(Excerpts from a figure dataset)

— start —

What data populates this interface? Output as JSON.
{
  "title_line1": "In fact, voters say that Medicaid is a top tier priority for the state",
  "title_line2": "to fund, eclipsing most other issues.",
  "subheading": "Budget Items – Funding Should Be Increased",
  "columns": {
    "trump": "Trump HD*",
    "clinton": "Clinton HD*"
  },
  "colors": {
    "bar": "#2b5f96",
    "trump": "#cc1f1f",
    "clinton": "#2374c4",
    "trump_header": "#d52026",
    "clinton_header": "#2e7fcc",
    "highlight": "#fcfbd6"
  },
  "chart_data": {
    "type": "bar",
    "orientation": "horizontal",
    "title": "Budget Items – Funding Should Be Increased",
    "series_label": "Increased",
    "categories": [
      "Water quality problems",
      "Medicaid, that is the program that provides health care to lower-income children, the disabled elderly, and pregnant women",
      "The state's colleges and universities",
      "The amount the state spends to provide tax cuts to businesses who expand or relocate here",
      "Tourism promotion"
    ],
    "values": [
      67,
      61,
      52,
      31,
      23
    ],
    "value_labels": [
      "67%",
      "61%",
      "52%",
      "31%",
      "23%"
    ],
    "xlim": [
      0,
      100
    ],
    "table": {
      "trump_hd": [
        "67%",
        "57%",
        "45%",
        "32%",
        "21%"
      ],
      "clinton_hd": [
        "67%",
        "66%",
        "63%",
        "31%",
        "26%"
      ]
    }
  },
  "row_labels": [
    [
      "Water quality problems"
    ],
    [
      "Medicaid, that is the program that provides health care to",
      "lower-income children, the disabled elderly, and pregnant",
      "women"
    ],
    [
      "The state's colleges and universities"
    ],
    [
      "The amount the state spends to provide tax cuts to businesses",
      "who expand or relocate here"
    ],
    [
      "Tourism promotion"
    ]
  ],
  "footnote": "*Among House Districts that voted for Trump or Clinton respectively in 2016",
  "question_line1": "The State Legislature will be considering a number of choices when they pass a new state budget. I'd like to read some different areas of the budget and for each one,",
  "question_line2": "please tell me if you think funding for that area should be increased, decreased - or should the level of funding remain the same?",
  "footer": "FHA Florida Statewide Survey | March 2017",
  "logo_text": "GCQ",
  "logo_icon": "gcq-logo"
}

— end —

| YOUR GOAL |
Scan the listing above and copy all lines containing the word "colleges".

| SOLUTION TO THE EXERCISE |
      "The state's colleges and universities",
      "The state's colleges and universities"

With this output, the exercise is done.